TASK DESCRIPTION: Print every entry exactly as written.

— start DATASET —

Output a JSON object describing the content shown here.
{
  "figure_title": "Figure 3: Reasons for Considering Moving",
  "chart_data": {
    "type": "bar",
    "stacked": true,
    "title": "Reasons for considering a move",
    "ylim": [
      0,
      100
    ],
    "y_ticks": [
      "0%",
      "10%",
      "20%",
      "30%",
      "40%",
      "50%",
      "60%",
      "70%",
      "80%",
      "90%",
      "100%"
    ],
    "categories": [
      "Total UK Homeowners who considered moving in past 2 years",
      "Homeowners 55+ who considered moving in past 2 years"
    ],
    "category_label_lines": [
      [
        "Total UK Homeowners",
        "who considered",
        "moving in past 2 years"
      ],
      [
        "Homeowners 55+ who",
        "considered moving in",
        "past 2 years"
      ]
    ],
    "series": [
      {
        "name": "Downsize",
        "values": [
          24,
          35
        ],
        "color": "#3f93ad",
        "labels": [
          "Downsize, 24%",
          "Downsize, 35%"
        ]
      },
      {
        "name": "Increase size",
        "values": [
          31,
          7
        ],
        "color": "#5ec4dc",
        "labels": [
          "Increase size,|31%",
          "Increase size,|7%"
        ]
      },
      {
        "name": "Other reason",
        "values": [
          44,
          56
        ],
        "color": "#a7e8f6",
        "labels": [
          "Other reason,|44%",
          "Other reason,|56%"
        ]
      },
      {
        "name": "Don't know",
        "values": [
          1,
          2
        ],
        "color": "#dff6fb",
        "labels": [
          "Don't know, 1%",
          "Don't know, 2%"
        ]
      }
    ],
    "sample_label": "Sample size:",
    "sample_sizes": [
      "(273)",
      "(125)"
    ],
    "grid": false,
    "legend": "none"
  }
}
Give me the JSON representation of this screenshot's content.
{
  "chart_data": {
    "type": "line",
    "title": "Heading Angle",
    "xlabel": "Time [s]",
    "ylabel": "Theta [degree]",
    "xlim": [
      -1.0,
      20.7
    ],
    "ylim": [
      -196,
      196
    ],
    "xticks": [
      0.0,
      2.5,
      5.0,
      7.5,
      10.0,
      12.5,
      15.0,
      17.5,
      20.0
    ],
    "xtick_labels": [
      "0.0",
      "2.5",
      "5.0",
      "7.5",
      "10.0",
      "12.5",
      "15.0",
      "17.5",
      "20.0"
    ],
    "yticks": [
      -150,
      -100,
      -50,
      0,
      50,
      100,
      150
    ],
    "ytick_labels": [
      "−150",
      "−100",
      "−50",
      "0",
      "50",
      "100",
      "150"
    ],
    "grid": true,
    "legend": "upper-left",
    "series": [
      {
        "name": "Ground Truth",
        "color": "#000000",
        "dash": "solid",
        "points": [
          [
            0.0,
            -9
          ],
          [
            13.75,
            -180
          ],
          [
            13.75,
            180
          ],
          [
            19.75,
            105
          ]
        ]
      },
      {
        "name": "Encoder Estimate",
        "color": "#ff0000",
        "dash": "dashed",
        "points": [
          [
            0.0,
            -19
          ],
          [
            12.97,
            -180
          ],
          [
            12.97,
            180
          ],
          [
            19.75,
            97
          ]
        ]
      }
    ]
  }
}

— end DATASET —

EXERCISE RESPONSE:
Output a JSON object describing the content shown here.
{
  "figure_title": "Figure 3: Reasons for Considering Moving",
  "chart_data": {
    "type": "bar",
    "stacked": true,
    "title": "Reasons for considering a move",
    "ylim": [
      0,
      100
    ],
    "y_ticks": [
      "0%",
      "10%",
      "20%",
      "30%",
      "40%",
      "50%",
      "60%",
      "70%",
      "80%",
      "90%",
      "100%"
    ],
    "categories": [
      "Total UK Homeowners who considered moving in past 2 years",
      "Homeowners 55+ who considered moving in past 2 years"
    ],
    "category_label_lines": [
      [
        "Total UK Homeowners",
        "who considered",
        "moving in past 2 years"
      ],
      [
        "Homeowners 55+ who",
        "considered moving in",
        "past 2 years"
      ]
    ],
    "series": [
      {
        "name": "Downsize",
        "values": [
          24,
          35
        ],
        "color": "#3f93ad",
        "labels": [
          "Downsize, 24%",
          "Downsize, 35%"
        ]
      },
      {
        "name": "Increase size",
        "values": [
          31,
          7
        ],
        "color": "#5ec4dc",
        "labels": [
          "Increase size,|31%",
          "Increase size,|7%"
        ]
      },
      {
        "name": "Other reason",
        "values": [
          44,
          56
        ],
        "color": "#a7e8f6",
        "labels": [
          "Other reason,|44%",
          "Other reason,|56%"
        ]
      },
      {
        "name": "Don't know",
        "values": [
          1,
          2
        ],
        "color": "#dff6fb",
        "labels": [
          "Don't know, 1%",
          "Don't know, 2%"
        ]
      }
    ],
    "sample_label": "Sample size:",
    "sample_sizes": [
      "(273)",
      "(125)"
    ],
    "grid": false,
    "legend": "none"
  }
}
Give me the JSON representation of this screenshot's content.
{
  "chart_data": {
    "type": "line",
    "title": "Heading Angle",
    "xlabel": "Time [s]",
    "ylabel": "Theta [degree]",
    "xlim": [
      -1.0,
      20.7
    ],
    "ylim": [
      -196,
      196
    ],
    "xticks": [
      0.0,
      2.5,
      5.0,
      7.5,
      10.0,
      12.5,
      15.0,
      17.5,
      20.0
    ],
    "xtick_labels": [
      "0.0",
      "2.5",
      "5.0",
      "7.5",
      "10.0",
      "12.5",
      "15.0",
      "17.5",
      "20.0"
    ],
    "yticks": [
      -150,
      -100,
      -50,
      0,
      50,
      100,
      150
    ],
    "ytick_labels": [
      "−150",
      "−100",
      "−50",
      "0",
      "50",
      "100",
      "150"
    ],
    "grid": true,
    "legend": "upper-left",
    "series": [
      {
        "name": "Ground Truth",
        "color": "#000000",
        "dash": "solid",
        "points": [
          [
            0.0,
            -9
          ],
          [
            13.75,
            -180
          ],
          [
            13.75,
            180
          ],
          [
            19.75,
            105
          ]
        ]
      },
      {
        "name": "Encoder Estimate",
        "color": "#ff0000",
        "dash": "dashed",
        "points": [
          [
            0.0,
            -19
          ],
          [
            12.97,
            -180
          ],
          [
            12.97,
            180
          ],
          [
            19.75,
            97
          ]
        ]
      }
    ]
  }
}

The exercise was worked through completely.